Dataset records
========================
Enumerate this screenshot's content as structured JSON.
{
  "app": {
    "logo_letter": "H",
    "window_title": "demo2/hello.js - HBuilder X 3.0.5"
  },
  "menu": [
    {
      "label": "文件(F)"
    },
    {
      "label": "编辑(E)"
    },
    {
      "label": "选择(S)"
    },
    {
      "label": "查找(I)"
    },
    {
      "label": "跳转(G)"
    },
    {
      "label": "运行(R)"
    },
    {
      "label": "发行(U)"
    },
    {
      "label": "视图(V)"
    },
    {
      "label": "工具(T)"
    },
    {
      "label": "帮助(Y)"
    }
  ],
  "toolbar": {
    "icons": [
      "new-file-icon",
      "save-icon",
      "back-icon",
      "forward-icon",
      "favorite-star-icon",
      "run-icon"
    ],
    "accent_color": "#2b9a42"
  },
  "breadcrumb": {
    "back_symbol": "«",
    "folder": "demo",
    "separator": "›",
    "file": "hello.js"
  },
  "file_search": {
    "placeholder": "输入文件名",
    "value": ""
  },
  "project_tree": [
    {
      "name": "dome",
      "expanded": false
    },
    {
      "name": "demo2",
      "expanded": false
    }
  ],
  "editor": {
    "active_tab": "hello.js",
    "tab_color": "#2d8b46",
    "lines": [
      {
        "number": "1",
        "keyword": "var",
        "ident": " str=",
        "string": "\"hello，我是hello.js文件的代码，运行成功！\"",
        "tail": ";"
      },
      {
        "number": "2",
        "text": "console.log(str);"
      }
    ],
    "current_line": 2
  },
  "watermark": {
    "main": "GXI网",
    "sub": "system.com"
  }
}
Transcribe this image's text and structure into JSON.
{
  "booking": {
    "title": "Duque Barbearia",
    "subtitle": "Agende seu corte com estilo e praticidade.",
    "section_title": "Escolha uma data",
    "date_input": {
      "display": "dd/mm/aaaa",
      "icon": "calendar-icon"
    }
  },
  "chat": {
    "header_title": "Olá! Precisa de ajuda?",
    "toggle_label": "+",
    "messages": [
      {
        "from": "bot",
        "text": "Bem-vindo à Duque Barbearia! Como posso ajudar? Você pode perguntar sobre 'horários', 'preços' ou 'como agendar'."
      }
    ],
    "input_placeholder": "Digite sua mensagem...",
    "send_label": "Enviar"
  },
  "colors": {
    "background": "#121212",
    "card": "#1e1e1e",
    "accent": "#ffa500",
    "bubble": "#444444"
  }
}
========================
**WHAT YOU HAVE TO DO**.
Reproduce each line verbatim.

**TASK OUTPUT**.
Enumerate this screenshot's content as structured JSON.
{
  "app": {
    "logo_letter": "H",
    "window_title": "demo2/hello.js - HBuilder X 3.0.5"
  },
  "menu": [
    {
      "label": "文件(F)"
    },
    {
      "label": "编辑(E)"
    },
    {
      "label": "选择(S)"
    },
    {
      "label": "查找(I)"
    },
    {
      "label": "跳转(G)"
    },
    {
      "label": "运行(R)"
    },
    {
      "label": "发行(U)"
    },
    {
      "label": "视图(V)"
    },
    {
      "label": "工具(T)"
    },
    {
      "label": "帮助(Y)"
    }
  ],
  "toolbar": {
    "icons": [
      "new-file-icon",
      "save-icon",
      "back-icon",
      "forward-icon",
      "favorite-star-icon",
      "run-icon"
    ],
    "accent_color": "#2b9a42"
  },
  "breadcrumb": {
    "back_symbol": "«",
    "folder": "demo",
    "separator": "›",
    "file": "hello.js"
  },
  "file_search": {
    "placeholder": "输入文件名",
    "value": ""
  },
  "project_tree": [
    {
      "name": "dome",
      "expanded": false
    },
    {
      "name": "demo2",
      "expanded": false
    }
  ],
  "editor": {
    "active_tab": "hello.js",
    "tab_color": "#2d8b46",
    "lines": [
      {
        "number": "1",
        "keyword": "var",
        "ident": " str=",
        "string": "\"hello，我是hello.js文件的代码，运行成功！\"",
        "tail": ";"
      },
      {
        "number": "2",
        "text": "console.log(str);"
      }
    ],
    "current_line": 2
  },
  "watermark": {
    "main": "GXI网",
    "sub": "system.com"
  }
}
Transcribe this image's text and structure into JSON.
{
  "booking": {
    "title": "Duque Barbearia",
    "subtitle": "Agende seu corte com estilo e praticidade.",
    "section_title": "Escolha uma data",
    "date_input": {
      "display": "dd/mm/aaaa",
      "icon": "calendar-icon"
    }
  },
  "chat": {
    "header_title": "Olá! Precisa de ajuda?",
    "toggle_label": "+",
    "messages": [
      {
        "from": "bot",
        "text": "Bem-vindo à Duque Barbearia! Como posso ajudar? Você pode perguntar sobre 'horários', 'preços' ou 'como agendar'."
      }
    ],
    "input_placeholder": "Digite sua mensagem...",
    "send_label": "Enviar"
  },
  "colors": {
    "background": "#121212",
    "card": "#1e1e1e",
    "accent": "#ffa500",
    "bubble": "#444444"
  }
}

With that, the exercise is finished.